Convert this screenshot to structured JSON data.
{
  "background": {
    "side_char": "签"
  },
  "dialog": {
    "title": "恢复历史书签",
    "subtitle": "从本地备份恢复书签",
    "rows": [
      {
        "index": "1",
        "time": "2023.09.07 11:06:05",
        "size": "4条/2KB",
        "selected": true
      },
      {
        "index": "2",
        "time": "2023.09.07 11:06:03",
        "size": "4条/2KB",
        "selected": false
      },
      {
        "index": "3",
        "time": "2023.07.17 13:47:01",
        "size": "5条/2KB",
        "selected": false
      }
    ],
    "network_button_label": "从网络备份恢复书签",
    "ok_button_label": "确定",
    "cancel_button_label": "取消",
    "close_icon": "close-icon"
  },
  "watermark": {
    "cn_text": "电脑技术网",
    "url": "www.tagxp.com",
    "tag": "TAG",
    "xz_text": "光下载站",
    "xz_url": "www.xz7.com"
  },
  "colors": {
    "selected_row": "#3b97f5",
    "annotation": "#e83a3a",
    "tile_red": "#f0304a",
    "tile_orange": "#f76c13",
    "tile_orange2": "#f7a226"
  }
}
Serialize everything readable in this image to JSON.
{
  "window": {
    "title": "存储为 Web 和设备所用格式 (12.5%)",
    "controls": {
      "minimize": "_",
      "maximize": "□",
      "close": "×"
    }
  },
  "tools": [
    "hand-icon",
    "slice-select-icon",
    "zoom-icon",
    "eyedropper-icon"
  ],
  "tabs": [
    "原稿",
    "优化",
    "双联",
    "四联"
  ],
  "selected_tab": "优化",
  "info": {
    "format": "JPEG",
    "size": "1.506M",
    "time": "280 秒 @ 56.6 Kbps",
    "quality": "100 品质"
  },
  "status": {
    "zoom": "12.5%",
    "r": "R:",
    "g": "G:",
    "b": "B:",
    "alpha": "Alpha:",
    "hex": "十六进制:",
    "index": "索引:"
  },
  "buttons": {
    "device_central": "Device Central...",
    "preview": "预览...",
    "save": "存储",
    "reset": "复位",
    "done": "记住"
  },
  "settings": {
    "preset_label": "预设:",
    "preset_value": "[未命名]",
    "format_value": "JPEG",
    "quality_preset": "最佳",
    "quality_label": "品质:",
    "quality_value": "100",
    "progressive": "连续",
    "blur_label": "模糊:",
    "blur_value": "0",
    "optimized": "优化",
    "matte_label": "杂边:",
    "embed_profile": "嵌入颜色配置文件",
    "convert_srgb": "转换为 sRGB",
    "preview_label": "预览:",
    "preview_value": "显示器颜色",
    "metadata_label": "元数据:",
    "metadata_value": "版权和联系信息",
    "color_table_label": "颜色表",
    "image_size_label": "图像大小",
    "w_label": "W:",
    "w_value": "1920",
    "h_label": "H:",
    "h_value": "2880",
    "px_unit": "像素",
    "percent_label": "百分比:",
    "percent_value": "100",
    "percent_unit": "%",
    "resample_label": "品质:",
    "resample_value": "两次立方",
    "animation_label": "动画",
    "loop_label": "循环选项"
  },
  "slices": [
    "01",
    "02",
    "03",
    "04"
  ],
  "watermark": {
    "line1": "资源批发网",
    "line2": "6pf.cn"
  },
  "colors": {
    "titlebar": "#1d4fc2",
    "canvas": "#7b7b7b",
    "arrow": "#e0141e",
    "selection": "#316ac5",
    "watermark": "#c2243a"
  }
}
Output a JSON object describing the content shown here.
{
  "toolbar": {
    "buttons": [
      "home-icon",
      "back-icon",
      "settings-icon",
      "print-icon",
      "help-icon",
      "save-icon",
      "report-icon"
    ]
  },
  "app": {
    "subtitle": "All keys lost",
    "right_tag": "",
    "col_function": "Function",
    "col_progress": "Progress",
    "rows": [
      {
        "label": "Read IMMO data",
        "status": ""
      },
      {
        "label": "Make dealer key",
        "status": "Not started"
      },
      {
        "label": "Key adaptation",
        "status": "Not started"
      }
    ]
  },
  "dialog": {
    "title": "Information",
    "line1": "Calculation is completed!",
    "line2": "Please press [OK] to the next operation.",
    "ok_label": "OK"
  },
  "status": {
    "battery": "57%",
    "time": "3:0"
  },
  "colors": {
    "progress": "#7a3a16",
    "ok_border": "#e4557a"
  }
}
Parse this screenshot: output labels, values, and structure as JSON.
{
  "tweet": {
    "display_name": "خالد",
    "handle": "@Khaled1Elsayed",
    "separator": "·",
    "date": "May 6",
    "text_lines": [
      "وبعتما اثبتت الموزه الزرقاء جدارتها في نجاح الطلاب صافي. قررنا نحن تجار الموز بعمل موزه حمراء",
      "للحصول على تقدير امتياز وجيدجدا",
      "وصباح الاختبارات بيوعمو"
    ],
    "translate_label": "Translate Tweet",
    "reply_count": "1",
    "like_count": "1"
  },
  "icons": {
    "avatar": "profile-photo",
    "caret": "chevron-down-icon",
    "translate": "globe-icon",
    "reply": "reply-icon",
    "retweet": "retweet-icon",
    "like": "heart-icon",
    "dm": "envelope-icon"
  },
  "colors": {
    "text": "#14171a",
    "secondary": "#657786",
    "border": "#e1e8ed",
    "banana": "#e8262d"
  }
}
════════════════
## Exercise:
Retype the listing exactly, in full.

## Worked answer:
Convert this screenshot to structured JSON data.
{
  "background": {
    "side_char": "签"
  },
  "dialog": {
    "title": "恢复历史书签",
    "subtitle": "从本地备份恢复书签",
    "rows": [
      {
        "index": "1",
        "time": "2023.09.07 11:06:05",
        "size": "4条/2KB",
        "selected": true
      },
      {
        "index": "2",
        "time": "2023.09.07 11:06:03",
        "size": "4条/2KB",
        "selected": false
      },
      {
        "index": "3",
        "time": "2023.07.17 13:47:01",
        "size": "5条/2KB",
        "selected": false
      }
    ],
    "network_button_label": "从网络备份恢复书签",
    "ok_button_label": "确定",
    "cancel_button_label": "取消",
    "close_icon": "close-icon"
  },
  "watermark": {
    "cn_text": "电脑技术网",
    "url": "www.tagxp.com",
    "tag": "TAG",
    "xz_text": "光下载站",
    "xz_url": "www.xz7.com"
  },
  "colors": {
    "selected_row": "#3b97f5",
    "annotation": "#e83a3a",
    "tile_red": "#f0304a",
    "tile_orange": "#f76c13",
    "tile_orange2": "#f7a226"
  }
}
Serialize everything readable in this image to JSON.
{
  "window": {
    "title": "存储为 Web 和设备所用格式 (12.5%)",
    "controls": {
      "minimize": "_",
      "maximize": "□",
      "close": "×"
    }
  },
  "tools": [
    "hand-icon",
    "slice-select-icon",
    "zoom-icon",
    "eyedropper-icon"
  ],
  "tabs": [
    "原稿",
    "优化",
    "双联",
    "四联"
  ],
  "selected_tab": "优化",
  "info": {
    "format": "JPEG",
    "size": "1.506M",
    "time": "280 秒 @ 56.6 Kbps",
    "quality": "100 品质"
  },
  "status": {
    "zoom": "12.5%",
    "r": "R:",
    "g": "G:",
    "b": "B:",
    "alpha": "Alpha:",
    "hex": "十六进制:",
    "index": "索引:"
  },
  "buttons": {
    "device_central": "Device Central...",
    "preview": "预览...",
    "save": "存储",
    "reset": "复位",
    "done": "记住"
  },
  "settings": {
    "preset_label": "预设:",
    "preset_value": "[未命名]",
    "format_value": "JPEG",
    "quality_preset": "最佳",
    "quality_label": "品质:",
    "quality_value": "100",
    "progressive": "连续",
    "blur_label": "模糊:",
    "blur_value": "0",
    "optimized": "优化",
    "matte_label": "杂边:",
    "embed_profile": "嵌入颜色配置文件",
    "convert_srgb": "转换为 sRGB",
    "preview_label": "预览:",
    "preview_value": "显示器颜色",
    "metadata_label": "元数据:",
    "metadata_value": "版权和联系信息",
    "color_table_label": "颜色表",
    "image_size_label": "图像大小",
    "w_label": "W:",
    "w_value": "1920",
    "h_label": "H:",
    "h_value": "2880",
    "px_unit": "像素",
    "percent_label": "百分比:",
    "percent_value": "100",
    "percent_unit": "%",
    "resample_label": "品质:",
    "resample_value": "两次立方",
    "animation_label": "动画",
    "loop_label": "循环选项"
  },
  "slices": [
    "01",
    "02",
    "03",
    "04"
  ],
  "watermark": {
    "line1": "资源批发网",
    "line2": "6pf.cn"
  },
  "colors": {
    "titlebar": "#1d4fc2",
    "canvas": "#7b7b7b",
    "arrow": "#e0141e",
    "selection": "#316ac5",
    "watermark": "#c2243a"
  }
}
Output a JSON object describing the content shown here.
{
  "toolbar": {
    "buttons": [
      "home-icon",
      "back-icon",
      "settings-icon",
      "print-icon",
      "help-icon",
      "save-icon",
      "report-icon"
    ]
  },
  "app": {
    "subtitle": "All keys lost",
    "right_tag": "",
    "col_function": "Function",
    "col_progress": "Progress",
    "rows": [
      {
        "label": "Read IMMO data",
        "status": ""
      },
      {
        "label": "Make dealer key",
        "status": "Not started"
      },
      {
        "label": "Key adaptation",
        "status": "Not started"
      }
    ]
  },
  "dialog": {
    "title": "Information",
    "line1": "Calculation is completed!",
    "line2": "Please press [OK] to the next operation.",
    "ok_label": "OK"
  },
  "status": {
    "battery": "57%",
    "time": "3:0"
  },
  "colors": {
    "progress": "#7a3a16",
    "ok_border": "#e4557a"
  }
}
Parse this screenshot: output labels, values, and structure as JSON.
{
  "tweet": {
    "display_name": "خالد",
    "handle": "@Khaled1Elsayed",
    "separator": "·",
    "date": "May 6",
    "text_lines": [
      "وبعتما اثبتت الموزه الزرقاء جدارتها في نجاح الطلاب صافي. قررنا نحن تجار الموز بعمل موزه حمراء",
      "للحصول على تقدير امتياز وجيدجدا",
      "وصباح الاختبارات بيوعمو"
    ],
    "translate_label": "Translate Tweet",
    "reply_count": "1",
    "like_count": "1"
  },
  "icons": {
    "avatar": "profile-photo",
    "caret": "chevron-down-icon",
    "translate": "globe-icon",
    "reply": "reply-icon",
    "retweet": "retweet-icon",
    "like": "heart-icon",
    "dm": "envelope-icon"
  },
  "colors": {
    "text": "#14171a",
    "secondary": "#657786",
    "border": "#e1e8ed",
    "banana": "#e8262d"
  }
}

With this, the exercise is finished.